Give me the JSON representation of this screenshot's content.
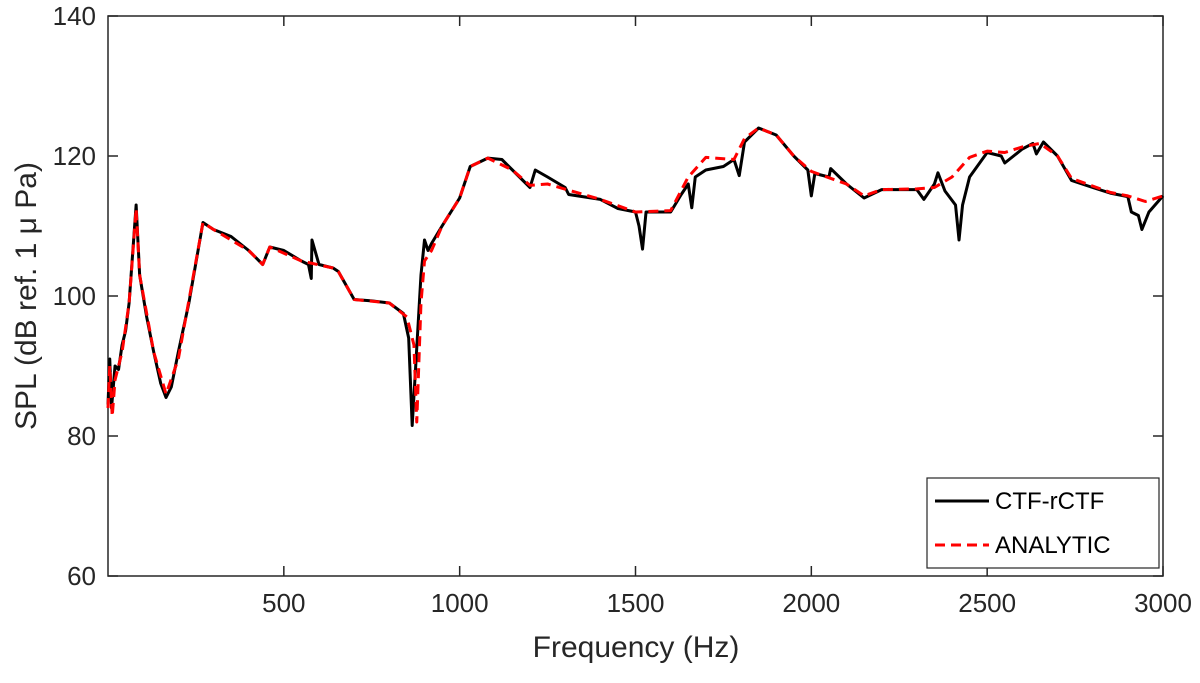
{
  "chart_data": {
    "type": "line",
    "x_label": "Frequency (Hz)",
    "y_label": "SPL (dB ref. 1 μ Pa)",
    "xlim": [
      0,
      3000
    ],
    "xticks": [
      500,
      1000,
      1500,
      2000,
      2500,
      3000
    ],
    "ylim": [
      60,
      140
    ],
    "yticks": [
      60,
      80,
      100,
      120,
      140
    ],
    "grid": false,
    "legend": "lower right",
    "series": [
      {
        "name": "CTF-rCTF",
        "color": "#000000",
        "dash": "solid",
        "x": [
          0,
          5,
          10,
          20,
          30,
          40,
          50,
          60,
          80,
          90,
          110,
          130,
          150,
          165,
          180,
          200,
          230,
          270,
          300,
          350,
          400,
          440,
          460,
          500,
          550,
          570,
          578,
          580,
          600,
          640,
          655,
          700,
          750,
          800,
          840,
          855,
          865,
          875,
          890,
          900,
          910,
          920,
          950,
          1000,
          1030,
          1080,
          1120,
          1150,
          1200,
          1215,
          1250,
          1300,
          1310,
          1400,
          1450,
          1500,
          1510,
          1520,
          1530,
          1600,
          1630,
          1650,
          1660,
          1670,
          1700,
          1750,
          1780,
          1795,
          1810,
          1850,
          1900,
          1950,
          1990,
          2000,
          2010,
          2050,
          2055,
          2100,
          2150,
          2200,
          2300,
          2320,
          2350,
          2360,
          2380,
          2410,
          2420,
          2430,
          2450,
          2500,
          2540,
          2550,
          2600,
          2630,
          2640,
          2660,
          2700,
          2740,
          2800,
          2850,
          2900,
          2910,
          2930,
          2940,
          2960,
          3000
        ],
        "values": [
          84.5,
          91,
          84,
          90,
          89.5,
          93,
          95,
          99,
          113,
          103,
          97,
          92,
          87.5,
          85.5,
          87,
          92,
          99,
          110.5,
          109.5,
          108.5,
          106.5,
          104.5,
          107,
          106.5,
          105,
          104.5,
          102.5,
          108,
          104.5,
          104,
          103.5,
          99.5,
          99.3,
          99,
          97.5,
          94,
          81.5,
          90,
          103,
          108,
          106.5,
          107.5,
          110,
          114,
          118.5,
          119.7,
          119.5,
          118,
          115.5,
          118,
          117,
          115.5,
          114.5,
          113.8,
          112.5,
          112,
          110,
          106.7,
          112,
          112,
          114.5,
          116,
          112.6,
          117,
          118,
          118.5,
          119.5,
          117.2,
          122,
          124,
          123,
          120,
          118,
          114.3,
          117.5,
          117,
          118.2,
          116,
          114,
          115.2,
          115.2,
          113.8,
          116,
          117.6,
          115,
          113,
          108,
          113,
          117,
          120.5,
          120,
          119,
          121,
          121.8,
          120.3,
          122,
          120,
          116.5,
          115.5,
          114.7,
          114.2,
          112,
          111.5,
          109.5,
          112,
          114.3
        ]
      },
      {
        "name": "ANALYTIC",
        "color": "#ff0000",
        "dash": "dashed",
        "x": [
          0,
          5,
          12,
          20,
          40,
          60,
          80,
          90,
          130,
          165,
          200,
          270,
          300,
          400,
          440,
          460,
          550,
          640,
          655,
          700,
          800,
          850,
          870,
          878,
          890,
          900,
          920,
          950,
          1000,
          1030,
          1080,
          1150,
          1200,
          1250,
          1400,
          1500,
          1600,
          1650,
          1700,
          1780,
          1810,
          1850,
          1900,
          1950,
          2000,
          2100,
          2150,
          2200,
          2300,
          2350,
          2400,
          2450,
          2500,
          2550,
          2600,
          2650,
          2700,
          2740,
          2850,
          2900,
          2950,
          3000
        ],
        "values": [
          84,
          90,
          82.8,
          88,
          92,
          99,
          112.5,
          103,
          92,
          86,
          91,
          110.5,
          109.5,
          106.5,
          104.5,
          107,
          105,
          104,
          103.5,
          99.5,
          99,
          97,
          93,
          82,
          99,
          105,
          106.5,
          110,
          114,
          118.5,
          119.7,
          118,
          115.8,
          116,
          113.8,
          112,
          112.2,
          117,
          119.8,
          119.5,
          122.5,
          124,
          123,
          120,
          117.8,
          116,
          114.3,
          115.2,
          115.3,
          115.5,
          117,
          119.8,
          120.7,
          120.5,
          121.3,
          121.8,
          120,
          116.8,
          114.8,
          114.3,
          113.5,
          114.3
        ]
      }
    ]
  }
}
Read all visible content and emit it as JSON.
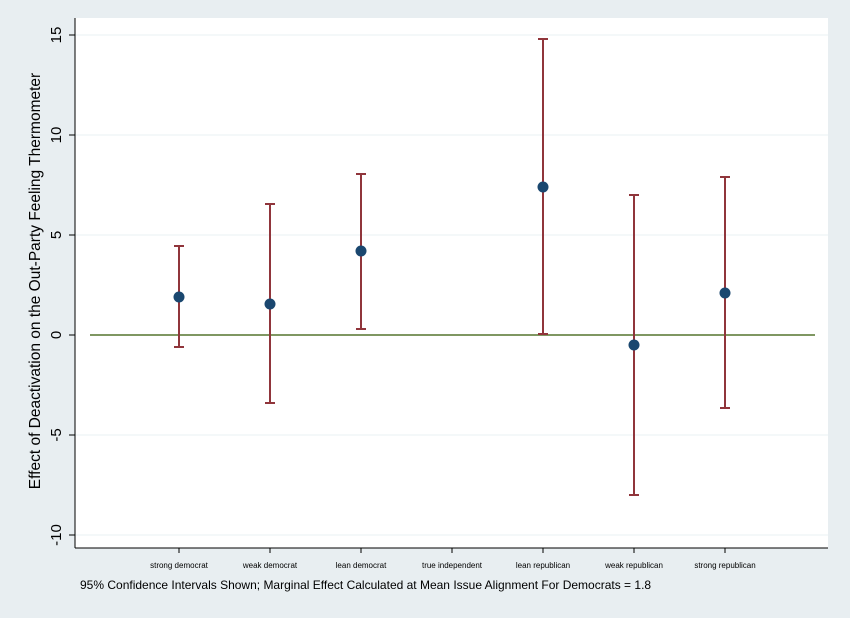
{
  "chart_data": {
    "type": "scatter",
    "subtype": "point estimates with confidence interval error bars",
    "ylabel": "Effect of Deactivation on the Out-Party Feeling Thermometer",
    "xlabel": "",
    "ylim": [
      -10.8,
      15.6
    ],
    "yticks": [
      -10,
      -5,
      0,
      5,
      10,
      15
    ],
    "reference_line": 0,
    "grid": "horizontal",
    "legend": "none",
    "categories": [
      "strong democrat",
      "weak democrat",
      "lean democrat",
      "true independent",
      "lean republican",
      "weak republican",
      "strong republican"
    ],
    "estimates": [
      1.9,
      1.55,
      4.2,
      null,
      7.4,
      -0.5,
      2.1
    ],
    "ci_lower": [
      -0.6,
      -3.4,
      0.3,
      null,
      0.05,
      -8.0,
      -3.65
    ],
    "ci_upper": [
      4.45,
      6.55,
      8.05,
      null,
      14.8,
      7.0,
      7.9
    ],
    "colors": {
      "point": "#1a476f",
      "error_bar": "#90353b",
      "zero_line": "#55752f",
      "grid": "#eaf2f3",
      "plot_bg": "#ffffff",
      "outer_bg": "#e8eef1"
    }
  },
  "footnote": "95% Confidence Intervals Shown; Marginal Effect Calculated at Mean Issue Alignment For Democrats = 1.8"
}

Set exercise
Without the pictures, retype the whole of the material above exactly.

Output below
Give me the JSON representation of this screenshot's content.
{
  "chart_data": {
    "type": "line",
    "x_label": "Frequency (Hz)",
    "y_label": "SPL (dB ref. 1 μ Pa)",
    "xlim": [
      0,
      3000
    ],
    "xticks": [
      500,
      1000,
      1500,
      2000,
      2500,
      3000
    ],
    "ylim": [
      60,
      140
    ],
    "yticks": [
      60,
      80,
      100,
      120,
      140
    ],
    "grid": false,
    "legend": "lower right",
    "series": [
      {
        "name": "CTF-rCTF",
        "color": "#000000",
        "dash": "solid",
        "x": [
          0,
          5,
          10,
          20,
          30,
          40,
          50,
          60,
          80,
          90,
          110,
          130,
          150,
          165,
          180,
          200,
          230,
          270,
          300,
          350,
          400,
          440,
          460,
          500,
          550,
          570,
          578,
          580,
          600,
          640,
          655,
          700,
          750,
          800,
          840,
          855,
          865,
          875,
          890,
          900,
          910,
          920,
          950,
          1000,
          1030,
          1080,
          1120,
          1150,
          1200,
          1215,
          1250,
          1300,
          1310,
          1400,
          1450,
          1500,
          1510,
          1520,
          1530,
          1600,
          1630,
          1650,
          1660,
          1670,
          1700,
          1750,
          1780,
          1795,
          1810,
          1850,
          1900,
          1950,
          1990,
          2000,
          2010,
          2050,
          2055,
          2100,
          2150,
          2200,
          2300,
          2320,
          2350,
          2360,
          2380,
          2410,
          2420,
          2430,
          2450,
          2500,
          2540,
          2550,
          2600,
          2630,
          2640,
          2660,
          2700,
          2740,
          2800,
          2850,
          2900,
          2910,
          2930,
          2940,
          2960,
          3000
        ],
        "values": [
          84.5,
          91,
          84,
          90,
          89.5,
          93,
          95,
          99,
          113,
          103,
          97,
          92,
          87.5,
          85.5,
          87,
          92,
          99,
          110.5,
          109.5,
          108.5,
          106.5,
          104.5,
          107,
          106.5,
          105,
          104.5,
          102.5,
          108,
          104.5,
          104,
          103.5,
          99.5,
          99.3,
          99,
          97.5,
          94,
          81.5,
          90,
          103,
          108,
          106.5,
          107.5,
          110,
          114,
          118.5,
          119.7,
          119.5,
          118,
          115.5,
          118,
          117,
          115.5,
          114.5,
          113.8,
          112.5,
          112,
          110,
          106.7,
          112,
          112,
          114.5,
          116,
          112.6,
          117,
          118,
          118.5,
          119.5,
          117.2,
          122,
          124,
          123,
          120,
          118,
          114.3,
          117.5,
          117,
          118.2,
          116,
          114,
          115.2,
          115.2,
          113.8,
          116,
          117.6,
          115,
          113,
          108,
          113,
          117,
          120.5,
          120,
          119,
          121,
          121.8,
          120.3,
          122,
          120,
          116.5,
          115.5,
          114.7,
          114.2,
          112,
          111.5,
          109.5,
          112,
          114.3
        ]
      },
      {
        "name": "ANALYTIC",
        "color": "#ff0000",
        "dash": "dashed",
        "x": [
          0,
          5,
          12,
          20,
          40,
          60,
          80,
          90,
          130,
          165,
          200,
          270,
          300,
          400,
          440,
          460,
          550,
          640,
          655,
          700,
          800,
          850,
          870,
          878,
          890,
          900,
          920,
          950,
          1000,
          1030,
          1080,
          1150,
          1200,
          1250,
          1400,
          1500,
          1600,
          1650,
          1700,
          1780,
          1810,
          1850,
          1900,
          1950,
          2000,
          2100,
          2150,
          2200,
          2300,
          2350,
          2400,
          2450,
          2500,
          2550,
          2600,
          2650,
          2700,
          2740,
          2850,
          2900,
          2950,
          3000
        ],
        "values": [
          84,
          90,
          82.8,
          88,
          92,
          99,
          112.5,
          103,
          92,
          86,
          91,
          110.5,
          109.5,
          106.5,
          104.5,
          107,
          105,
          104,
          103.5,
          99.5,
          99,
          97,
          93,
          82,
          99,
          105,
          106.5,
          110,
          114,
          118.5,
          119.7,
          118,
          115.8,
          116,
          113.8,
          112,
          112.2,
          117,
          119.8,
          119.5,
          122.5,
          124,
          123,
          120,
          117.8,
          116,
          114.3,
          115.2,
          115.3,
          115.5,
          117,
          119.8,
          120.7,
          120.5,
          121.3,
          121.8,
          120,
          116.8,
          114.8,
          114.3,
          113.5,
          114.3
        ]
      }
    ]
  }
}
Read all visible content and emit it as JSON.
{
  "chart_data": {
    "type": "scatter",
    "subtype": "point estimates with confidence interval error bars",
    "ylabel": "Effect of Deactivation on the Out-Party Feeling Thermometer",
    "xlabel": "",
    "ylim": [
      -10.8,
      15.6
    ],
    "yticks": [
      -10,
      -5,
      0,
      5,
      10,
      15
    ],
    "reference_line": 0,
    "grid": "horizontal",
    "legend": "none",
    "categories": [
      "strong democrat",
      "weak democrat",
      "lean democrat",
      "true independent",
      "lean republican",
      "weak republican",
      "strong republican"
    ],
    "estimates": [
      1.9,
      1.55,
      4.2,
      null,
      7.4,
      -0.5,
      2.1
    ],
    "ci_lower": [
      -0.6,
      -3.4,
      0.3,
      null,
      0.05,
      -8.0,
      -3.65
    ],
    "ci_upper": [
      4.45,
      6.55,
      8.05,
      null,
      14.8,
      7.0,
      7.9
    ],
    "colors": {
      "point": "#1a476f",
      "error_bar": "#90353b",
      "zero_line": "#55752f",
      "grid": "#eaf2f3",
      "plot_bg": "#ffffff",
      "outer_bg": "#e8eef1"
    }
  },
  "footnote": "95% Confidence Intervals Shown; Marginal Effect Calculated at Mean Issue Alignment For Democrats = 1.8"
}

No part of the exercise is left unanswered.